[Dataset items]
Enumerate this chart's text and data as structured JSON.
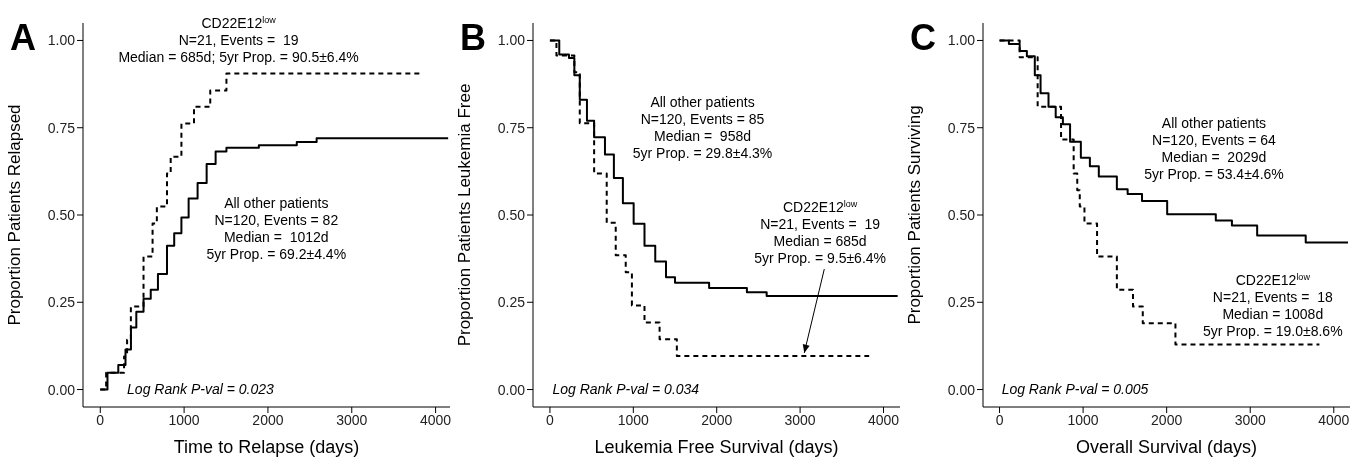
{
  "chart_data": [
    {
      "type": "step",
      "title": "A",
      "xlabel": "Time to Relapse (days)",
      "ylabel": "Proportion Patients Relapsed",
      "xlim": [
        -206,
        4172
      ],
      "ylim": [
        -0.05,
        1.05
      ],
      "xticks": [
        0,
        1000,
        2000,
        3000,
        4000
      ],
      "yticks": [
        {
          "value": 0,
          "label": "0.00"
        },
        {
          "value": 0.25,
          "label": "0.25"
        },
        {
          "value": 0.5,
          "label": "0.50"
        },
        {
          "value": 0.75,
          "label": "0.75"
        },
        {
          "value": 1,
          "label": "1.00"
        }
      ],
      "series": [
        {
          "color": "#000000",
          "line_style": "dashed",
          "x": [
            0,
            70,
            284,
            320,
            365,
            516,
            624,
            675,
            796,
            840,
            968,
            1118,
            1312,
            1505,
            3828
          ],
          "values": [
            0,
            0.048,
            0.095,
            0.143,
            0.238,
            0.381,
            0.476,
            0.524,
            0.619,
            0.667,
            0.762,
            0.81,
            0.857,
            0.905,
            0.905
          ]
        },
        {
          "color": "#000000",
          "line_style": "solid",
          "x": [
            0,
            86,
            215,
            301,
            366,
            430,
            516,
            602,
            688,
            796,
            882,
            968,
            1054,
            1161,
            1269,
            1376,
            1505,
            1892,
            2344,
            2581,
            4150
          ],
          "values": [
            0,
            0.048,
            0.07,
            0.115,
            0.178,
            0.223,
            0.26,
            0.286,
            0.331,
            0.412,
            0.448,
            0.493,
            0.547,
            0.592,
            0.646,
            0.682,
            0.693,
            0.7,
            0.709,
            0.72,
            0.72
          ]
        }
      ],
      "annotations": [
        "CD22E12$^{low}$\nN=21, Events =  19\nMedian = 685d; 5yr Prop. = 90.5±6.4%",
        "All other patients\nN=120, Events = 82\nMedian =  1012d\n5yr Prop. = 69.2±4.4%",
        "Log Rank P-val = 0.023"
      ]
    },
    {
      "type": "step",
      "title": "B",
      "xlabel": "Leukemia Free Survival (days)",
      "ylabel": "Proportion Patients Leukemia Free",
      "xlim": [
        -203,
        4198
      ],
      "ylim": [
        -0.05,
        1.05
      ],
      "xticks": [
        0,
        1000,
        2000,
        3000,
        4000
      ],
      "yticks": [
        {
          "value": 0,
          "label": "0.00"
        },
        {
          "value": 0.25,
          "label": "0.25"
        },
        {
          "value": 0.5,
          "label": "0.50"
        },
        {
          "value": 0.75,
          "label": "0.75"
        },
        {
          "value": 1,
          "label": "1.00"
        }
      ],
      "series": [
        {
          "color": "#000000",
          "line_style": "dashed",
          "x": [
            0,
            78,
            293,
            358,
            530,
            681,
            789,
            909,
            983,
            1134,
            1315,
            1522,
            3828
          ],
          "values": [
            1,
            0.957,
            0.909,
            0.763,
            0.619,
            0.478,
            0.385,
            0.336,
            0.241,
            0.192,
            0.144,
            0.096,
            0.096
          ]
        },
        {
          "color": "#000000",
          "line_style": "solid",
          "x": [
            0,
            112,
            228,
            293,
            358,
            444,
            530,
            660,
            767,
            875,
            1004,
            1134,
            1263,
            1392,
            1500,
            1909,
            2362,
            2599,
            4170
          ],
          "values": [
            1,
            0.96,
            0.95,
            0.9,
            0.83,
            0.77,
            0.723,
            0.673,
            0.606,
            0.534,
            0.475,
            0.412,
            0.367,
            0.322,
            0.306,
            0.291,
            0.279,
            0.268,
            0.268
          ]
        }
      ],
      "annotations": [
        "All other patients\nN=120, Events = 85\nMedian =  958d\n5yr Prop. = 29.8±4.3%",
        {
          "text": "CD22E12$^{low}$\nN=21, Events =  19\nMedian = 685d\n5yr Prop. = 9.5±6.4%",
          "x": 3050,
          "y": 0.096
        },
        "Log Rank P-val = 0.034"
      ]
    },
    {
      "type": "step",
      "title": "C",
      "xlabel": "Overall Survival (days)",
      "ylabel": "Proportion Patients Surviving",
      "xlim": [
        -198,
        4194
      ],
      "ylim": [
        -0.05,
        1.05
      ],
      "xticks": [
        0,
        1000,
        2000,
        3000,
        4000
      ],
      "yticks": [
        {
          "value": 0,
          "label": "0.00"
        },
        {
          "value": 0.25,
          "label": "0.25"
        },
        {
          "value": 0.5,
          "label": "0.50"
        },
        {
          "value": 0.75,
          "label": "0.75"
        },
        {
          "value": 1,
          "label": "1.00"
        }
      ],
      "series": [
        {
          "color": "#000000",
          "line_style": "dashed",
          "x": [
            0,
            241,
            456,
            736,
            887,
            930,
            960,
            1016,
            1167,
            1404,
            1597,
            1714,
            2105,
            3828
          ],
          "values": [
            1,
            0.952,
            0.81,
            0.716,
            0.619,
            0.571,
            0.524,
            0.476,
            0.381,
            0.286,
            0.238,
            0.19,
            0.129,
            0.129
          ]
        },
        {
          "color": "#000000",
          "line_style": "solid",
          "x": [
            0,
            112,
            241,
            327,
            422,
            491,
            586,
            672,
            758,
            844,
            973,
            1081,
            1188,
            1404,
            1533,
            1705,
            2006,
            2588,
            2781,
            3083,
            3664,
            4170
          ],
          "values": [
            1,
            0.99,
            0.97,
            0.955,
            0.9,
            0.849,
            0.81,
            0.78,
            0.76,
            0.71,
            0.664,
            0.64,
            0.61,
            0.574,
            0.56,
            0.54,
            0.502,
            0.484,
            0.47,
            0.441,
            0.421,
            0.421
          ]
        }
      ],
      "annotations": [
        "All other patients\nN=120, Events = 64\nMedian =  2029d\n5yr Prop. = 53.4±4.6%",
        "CD22E12$^{low}$\nN=21, Events =  18\nMedian = 1008d\n5yr Prop. = 19.0±8.6%",
        "Log Rank P-val = 0.005"
      ]
    }
  ]
}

**Prompt**
Go through the entries and copy every line that has "Rank".

**Answer section**
        "Log Rank P-val = 0.023"
        "Log Rank P-val = 0.034"
        "Log Rank P-val = 0.005"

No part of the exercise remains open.